■ Exercise directions
Copy every line of the material below word for word, without any change.

(Extracted records)
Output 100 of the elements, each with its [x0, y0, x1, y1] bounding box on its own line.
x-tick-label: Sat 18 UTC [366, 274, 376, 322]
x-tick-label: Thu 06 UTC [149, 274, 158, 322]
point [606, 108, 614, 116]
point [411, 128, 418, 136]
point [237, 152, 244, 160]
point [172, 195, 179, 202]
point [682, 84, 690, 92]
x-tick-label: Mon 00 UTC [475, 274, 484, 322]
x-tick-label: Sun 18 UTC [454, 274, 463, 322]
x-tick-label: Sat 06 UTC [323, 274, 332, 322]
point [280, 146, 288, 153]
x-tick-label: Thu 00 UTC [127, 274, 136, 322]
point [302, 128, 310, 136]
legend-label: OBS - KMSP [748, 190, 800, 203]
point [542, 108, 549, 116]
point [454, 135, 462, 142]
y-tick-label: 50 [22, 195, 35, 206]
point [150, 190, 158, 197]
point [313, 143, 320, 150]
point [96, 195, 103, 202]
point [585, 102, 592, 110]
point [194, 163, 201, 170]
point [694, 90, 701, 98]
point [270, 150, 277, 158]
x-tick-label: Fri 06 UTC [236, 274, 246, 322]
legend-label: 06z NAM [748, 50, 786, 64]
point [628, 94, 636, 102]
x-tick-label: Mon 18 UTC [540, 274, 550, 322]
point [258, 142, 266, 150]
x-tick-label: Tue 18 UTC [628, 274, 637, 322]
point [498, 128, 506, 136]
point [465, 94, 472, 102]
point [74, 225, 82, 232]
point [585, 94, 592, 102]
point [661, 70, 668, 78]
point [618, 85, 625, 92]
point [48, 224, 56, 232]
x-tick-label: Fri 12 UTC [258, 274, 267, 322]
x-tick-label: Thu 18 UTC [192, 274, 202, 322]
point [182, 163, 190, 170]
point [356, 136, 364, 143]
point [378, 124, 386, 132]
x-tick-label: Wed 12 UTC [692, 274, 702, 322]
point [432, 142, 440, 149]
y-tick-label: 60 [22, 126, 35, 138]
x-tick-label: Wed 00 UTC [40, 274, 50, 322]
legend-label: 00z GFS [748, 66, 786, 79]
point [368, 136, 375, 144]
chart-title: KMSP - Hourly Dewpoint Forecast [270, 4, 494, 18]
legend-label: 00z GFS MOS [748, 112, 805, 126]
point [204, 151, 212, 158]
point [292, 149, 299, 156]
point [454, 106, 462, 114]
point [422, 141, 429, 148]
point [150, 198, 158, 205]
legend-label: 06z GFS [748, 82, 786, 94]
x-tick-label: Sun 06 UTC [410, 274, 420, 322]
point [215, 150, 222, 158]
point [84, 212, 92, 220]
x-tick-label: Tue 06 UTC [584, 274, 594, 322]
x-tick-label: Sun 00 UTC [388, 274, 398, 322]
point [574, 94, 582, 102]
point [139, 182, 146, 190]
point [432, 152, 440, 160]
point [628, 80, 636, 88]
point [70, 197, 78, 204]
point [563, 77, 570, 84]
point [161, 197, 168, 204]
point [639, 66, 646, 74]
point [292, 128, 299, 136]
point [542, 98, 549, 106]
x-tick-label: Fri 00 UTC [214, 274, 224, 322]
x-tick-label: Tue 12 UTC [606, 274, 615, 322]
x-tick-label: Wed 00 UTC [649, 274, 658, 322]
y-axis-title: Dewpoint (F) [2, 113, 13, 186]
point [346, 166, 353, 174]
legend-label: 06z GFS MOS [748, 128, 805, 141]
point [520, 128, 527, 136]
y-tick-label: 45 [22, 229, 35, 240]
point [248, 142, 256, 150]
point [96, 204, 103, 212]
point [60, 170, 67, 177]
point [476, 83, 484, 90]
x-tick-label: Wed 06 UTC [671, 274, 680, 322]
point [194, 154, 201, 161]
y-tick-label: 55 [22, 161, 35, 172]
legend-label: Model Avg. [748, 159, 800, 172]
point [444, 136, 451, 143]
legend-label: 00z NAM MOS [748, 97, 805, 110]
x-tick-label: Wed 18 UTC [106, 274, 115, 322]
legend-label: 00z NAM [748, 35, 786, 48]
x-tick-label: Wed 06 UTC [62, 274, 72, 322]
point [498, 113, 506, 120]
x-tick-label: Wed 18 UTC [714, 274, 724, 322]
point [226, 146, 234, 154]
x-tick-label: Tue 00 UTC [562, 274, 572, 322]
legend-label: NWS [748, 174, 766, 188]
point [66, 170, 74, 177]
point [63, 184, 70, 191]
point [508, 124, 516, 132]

■ Completed task
Output 100 of the elements, each with its [x0, y0, x1, y1] bounding box on its own line.
x-tick-label: Sat 18 UTC [366, 274, 376, 322]
x-tick-label: Thu 06 UTC [149, 274, 158, 322]
point [606, 108, 614, 116]
point [411, 128, 418, 136]
point [237, 152, 244, 160]
point [172, 195, 179, 202]
point [682, 84, 690, 92]
x-tick-label: Mon 00 UTC [475, 274, 484, 322]
x-tick-label: Sun 18 UTC [454, 274, 463, 322]
x-tick-label: Sat 06 UTC [323, 274, 332, 322]
point [280, 146, 288, 153]
x-tick-label: Thu 00 UTC [127, 274, 136, 322]
point [302, 128, 310, 136]
legend-label: OBS - KMSP [748, 190, 800, 203]
point [542, 108, 549, 116]
point [454, 135, 462, 142]
y-tick-label: 50 [22, 195, 35, 206]
point [150, 190, 158, 197]
point [313, 143, 320, 150]
point [96, 195, 103, 202]
point [585, 102, 592, 110]
point [194, 163, 201, 170]
point [694, 90, 701, 98]
point [270, 150, 277, 158]
x-tick-label: Fri 06 UTC [236, 274, 246, 322]
legend-label: 06z NAM [748, 50, 786, 64]
point [628, 94, 636, 102]
x-tick-label: Mon 18 UTC [540, 274, 550, 322]
point [258, 142, 266, 150]
x-tick-label: Tue 18 UTC [628, 274, 637, 322]
point [498, 128, 506, 136]
point [465, 94, 472, 102]
point [74, 225, 82, 232]
point [585, 94, 592, 102]
point [661, 70, 668, 78]
point [618, 85, 625, 92]
point [48, 224, 56, 232]
x-tick-label: Fri 12 UTC [258, 274, 267, 322]
x-tick-label: Thu 18 UTC [192, 274, 202, 322]
point [182, 163, 190, 170]
point [356, 136, 364, 143]
point [378, 124, 386, 132]
x-tick-label: Wed 12 UTC [692, 274, 702, 322]
point [432, 142, 440, 149]
y-tick-label: 60 [22, 126, 35, 138]
x-tick-label: Wed 00 UTC [40, 274, 50, 322]
legend-label: 00z GFS [748, 66, 786, 79]
point [368, 136, 375, 144]
chart-title: KMSP - Hourly Dewpoint Forecast [270, 4, 494, 18]
legend-label: 00z GFS MOS [748, 112, 805, 126]
point [204, 151, 212, 158]
point [292, 149, 299, 156]
point [454, 106, 462, 114]
point [422, 141, 429, 148]
point [150, 198, 158, 205]
legend-label: 06z GFS [748, 82, 786, 94]
x-tick-label: Sun 06 UTC [410, 274, 420, 322]
point [215, 150, 222, 158]
point [84, 212, 92, 220]
x-tick-label: Tue 06 UTC [584, 274, 594, 322]
x-tick-label: Sun 00 UTC [388, 274, 398, 322]
point [574, 94, 582, 102]
point [139, 182, 146, 190]
point [432, 152, 440, 160]
point [628, 80, 636, 88]
point [70, 197, 78, 204]
point [563, 77, 570, 84]
point [161, 197, 168, 204]
point [639, 66, 646, 74]
point [292, 128, 299, 136]
point [542, 98, 549, 106]
x-tick-label: Fri 00 UTC [214, 274, 224, 322]
x-tick-label: Tue 12 UTC [606, 274, 615, 322]
x-tick-label: Wed 00 UTC [649, 274, 658, 322]
y-axis-title: Dewpoint (F) [2, 113, 13, 186]
point [346, 166, 353, 174]
legend-label: 06z GFS MOS [748, 128, 805, 141]
point [520, 128, 527, 136]
y-tick-label: 45 [22, 229, 35, 240]
point [248, 142, 256, 150]
point [96, 204, 103, 212]
point [60, 170, 67, 177]
point [476, 83, 484, 90]
x-tick-label: Wed 06 UTC [671, 274, 680, 322]
point [194, 154, 201, 161]
y-tick-label: 55 [22, 161, 35, 172]
legend-label: Model Avg. [748, 159, 800, 172]
point [444, 136, 451, 143]
legend-label: 00z NAM MOS [748, 97, 805, 110]
x-tick-label: Wed 18 UTC [106, 274, 115, 322]
legend-label: 00z NAM [748, 35, 786, 48]
x-tick-label: Wed 06 UTC [62, 274, 72, 322]
point [498, 113, 506, 120]
x-tick-label: Wed 18 UTC [714, 274, 724, 322]
point [226, 146, 234, 154]
x-tick-label: Tue 00 UTC [562, 274, 572, 322]
legend-label: NWS [748, 174, 766, 188]
point [66, 170, 74, 177]
point [63, 184, 70, 191]
point [508, 124, 516, 132]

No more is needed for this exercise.